Rows from a dataset:
◇ ◇ ◇ ◇ ◇ ◇ ◇

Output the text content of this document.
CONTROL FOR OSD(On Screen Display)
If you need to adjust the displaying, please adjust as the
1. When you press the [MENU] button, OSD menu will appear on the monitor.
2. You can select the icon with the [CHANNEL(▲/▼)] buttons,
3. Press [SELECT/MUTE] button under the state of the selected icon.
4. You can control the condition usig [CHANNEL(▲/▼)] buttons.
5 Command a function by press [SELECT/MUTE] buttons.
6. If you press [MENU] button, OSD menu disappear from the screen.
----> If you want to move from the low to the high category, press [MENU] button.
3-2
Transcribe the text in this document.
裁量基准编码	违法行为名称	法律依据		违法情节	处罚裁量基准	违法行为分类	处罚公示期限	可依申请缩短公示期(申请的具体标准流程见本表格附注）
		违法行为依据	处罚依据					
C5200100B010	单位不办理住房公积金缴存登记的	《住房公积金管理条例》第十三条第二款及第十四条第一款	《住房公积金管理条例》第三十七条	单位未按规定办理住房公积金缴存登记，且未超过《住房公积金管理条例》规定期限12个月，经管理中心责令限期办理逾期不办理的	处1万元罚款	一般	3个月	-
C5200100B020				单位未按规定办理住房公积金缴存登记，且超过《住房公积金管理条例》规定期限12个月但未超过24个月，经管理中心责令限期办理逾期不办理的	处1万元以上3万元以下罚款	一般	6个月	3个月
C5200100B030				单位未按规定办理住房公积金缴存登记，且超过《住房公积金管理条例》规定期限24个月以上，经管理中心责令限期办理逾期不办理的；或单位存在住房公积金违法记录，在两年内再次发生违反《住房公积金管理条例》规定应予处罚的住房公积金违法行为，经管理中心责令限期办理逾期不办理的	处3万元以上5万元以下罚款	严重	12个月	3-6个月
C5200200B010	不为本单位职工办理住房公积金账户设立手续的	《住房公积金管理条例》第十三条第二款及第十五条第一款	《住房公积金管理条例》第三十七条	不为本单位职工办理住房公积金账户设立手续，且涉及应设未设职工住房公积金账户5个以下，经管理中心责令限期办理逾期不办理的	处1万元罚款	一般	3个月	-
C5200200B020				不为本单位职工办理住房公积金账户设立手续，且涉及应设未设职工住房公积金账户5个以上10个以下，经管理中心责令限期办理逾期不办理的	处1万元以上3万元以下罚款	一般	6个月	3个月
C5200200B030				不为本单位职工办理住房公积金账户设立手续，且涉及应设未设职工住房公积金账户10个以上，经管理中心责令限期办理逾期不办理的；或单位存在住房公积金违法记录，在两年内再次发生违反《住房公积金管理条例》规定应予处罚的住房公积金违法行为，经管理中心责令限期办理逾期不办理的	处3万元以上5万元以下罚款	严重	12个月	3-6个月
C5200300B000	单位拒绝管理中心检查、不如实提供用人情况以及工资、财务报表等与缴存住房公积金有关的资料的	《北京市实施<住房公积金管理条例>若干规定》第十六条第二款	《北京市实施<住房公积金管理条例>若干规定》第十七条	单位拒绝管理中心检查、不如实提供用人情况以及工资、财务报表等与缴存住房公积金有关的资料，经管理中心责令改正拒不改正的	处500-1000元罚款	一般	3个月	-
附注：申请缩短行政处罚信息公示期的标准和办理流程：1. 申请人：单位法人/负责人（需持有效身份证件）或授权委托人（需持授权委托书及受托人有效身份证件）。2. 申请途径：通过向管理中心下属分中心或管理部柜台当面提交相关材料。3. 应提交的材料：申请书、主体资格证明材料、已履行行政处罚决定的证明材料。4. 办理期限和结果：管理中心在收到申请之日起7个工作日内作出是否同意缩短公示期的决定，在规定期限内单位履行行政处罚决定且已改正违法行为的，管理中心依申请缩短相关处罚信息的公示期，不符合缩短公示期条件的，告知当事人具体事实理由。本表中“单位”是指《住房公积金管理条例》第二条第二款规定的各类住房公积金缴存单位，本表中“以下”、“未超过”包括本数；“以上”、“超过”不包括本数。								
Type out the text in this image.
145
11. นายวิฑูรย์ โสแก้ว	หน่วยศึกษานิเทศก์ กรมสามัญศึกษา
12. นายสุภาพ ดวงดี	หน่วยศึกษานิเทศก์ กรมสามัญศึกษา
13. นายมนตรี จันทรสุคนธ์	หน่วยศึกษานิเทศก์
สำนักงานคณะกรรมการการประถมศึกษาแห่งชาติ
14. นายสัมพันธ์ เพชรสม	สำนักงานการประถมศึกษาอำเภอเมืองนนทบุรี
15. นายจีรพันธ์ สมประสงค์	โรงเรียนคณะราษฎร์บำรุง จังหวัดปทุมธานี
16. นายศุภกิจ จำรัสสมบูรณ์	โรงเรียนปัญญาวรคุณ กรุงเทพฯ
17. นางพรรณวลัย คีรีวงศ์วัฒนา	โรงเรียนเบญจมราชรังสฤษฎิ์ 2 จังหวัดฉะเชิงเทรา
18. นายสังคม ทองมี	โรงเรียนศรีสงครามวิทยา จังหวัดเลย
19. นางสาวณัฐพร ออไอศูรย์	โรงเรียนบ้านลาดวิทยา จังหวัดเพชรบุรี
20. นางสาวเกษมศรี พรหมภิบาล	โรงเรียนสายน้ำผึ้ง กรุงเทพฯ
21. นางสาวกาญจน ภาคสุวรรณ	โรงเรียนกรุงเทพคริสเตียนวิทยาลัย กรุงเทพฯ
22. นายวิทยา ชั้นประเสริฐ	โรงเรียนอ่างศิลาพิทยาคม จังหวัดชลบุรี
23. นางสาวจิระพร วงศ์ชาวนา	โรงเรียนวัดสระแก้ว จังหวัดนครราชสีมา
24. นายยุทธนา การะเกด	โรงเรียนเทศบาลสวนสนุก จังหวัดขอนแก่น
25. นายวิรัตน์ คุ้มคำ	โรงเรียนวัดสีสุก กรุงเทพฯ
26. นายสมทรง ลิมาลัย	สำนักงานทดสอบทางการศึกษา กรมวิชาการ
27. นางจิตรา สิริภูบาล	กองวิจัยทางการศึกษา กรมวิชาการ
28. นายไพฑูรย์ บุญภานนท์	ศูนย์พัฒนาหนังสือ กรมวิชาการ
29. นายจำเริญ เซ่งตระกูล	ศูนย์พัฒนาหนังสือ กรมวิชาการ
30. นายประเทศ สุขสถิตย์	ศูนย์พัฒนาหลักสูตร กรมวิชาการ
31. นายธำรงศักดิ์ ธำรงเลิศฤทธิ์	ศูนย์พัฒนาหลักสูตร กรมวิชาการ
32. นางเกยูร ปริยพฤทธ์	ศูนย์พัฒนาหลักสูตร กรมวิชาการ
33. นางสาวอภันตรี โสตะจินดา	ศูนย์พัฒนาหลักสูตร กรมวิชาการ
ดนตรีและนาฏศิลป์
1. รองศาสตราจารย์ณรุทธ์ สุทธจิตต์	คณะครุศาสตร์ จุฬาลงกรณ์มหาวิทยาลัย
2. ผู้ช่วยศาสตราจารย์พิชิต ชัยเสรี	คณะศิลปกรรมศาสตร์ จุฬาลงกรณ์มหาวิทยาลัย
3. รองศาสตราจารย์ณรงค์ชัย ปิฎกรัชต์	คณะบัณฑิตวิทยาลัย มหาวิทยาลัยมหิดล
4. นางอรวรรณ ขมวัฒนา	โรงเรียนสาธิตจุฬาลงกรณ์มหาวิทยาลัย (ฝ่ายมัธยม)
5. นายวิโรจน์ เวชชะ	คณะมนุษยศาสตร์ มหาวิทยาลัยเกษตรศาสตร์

◇ ◇ ◇ ◇ ◇ ◇ ◇

Instruction:
Pull out every line above that holds the word "单位未按规定办理住房公积金缴存登记".

Result:
C5200100B010	单位不办理住房公积金缴存登记的	《住房公积金管理条例》第十三条第二款及第十四条第一款	《住房公积金管理条例》第三十七条	单位未按规定办理住房公积金缴存登记，且未超过《住房公积金管理条例》规定期限12个月，经管理中心责令限期办理逾期不办理的	处1万元罚款	一般	3个月	-
C5200100B020				单位未按规定办理住房公积金缴存登记，且超过《住房公积金管理条例》规定期限12个月但未超过24个月，经管理中心责令限期办理逾期不办理的	处1万元以上3万元以下罚款	一般	6个月	3个月
C5200100B030				单位未按规定办理住房公积金缴存登记，且超过《住房公积金管理条例》规定期限24个月以上，经管理中心责令限期办理逾期不办理的；或单位存在住房公积金违法记录，在两年内再次发生违反《住房公积金管理条例》规定应予处罚的住房公积金违法行为，经管理中心责令限期办理逾期不办理的	处3万元以上5万元以下罚款	严重	12个月	3-6个月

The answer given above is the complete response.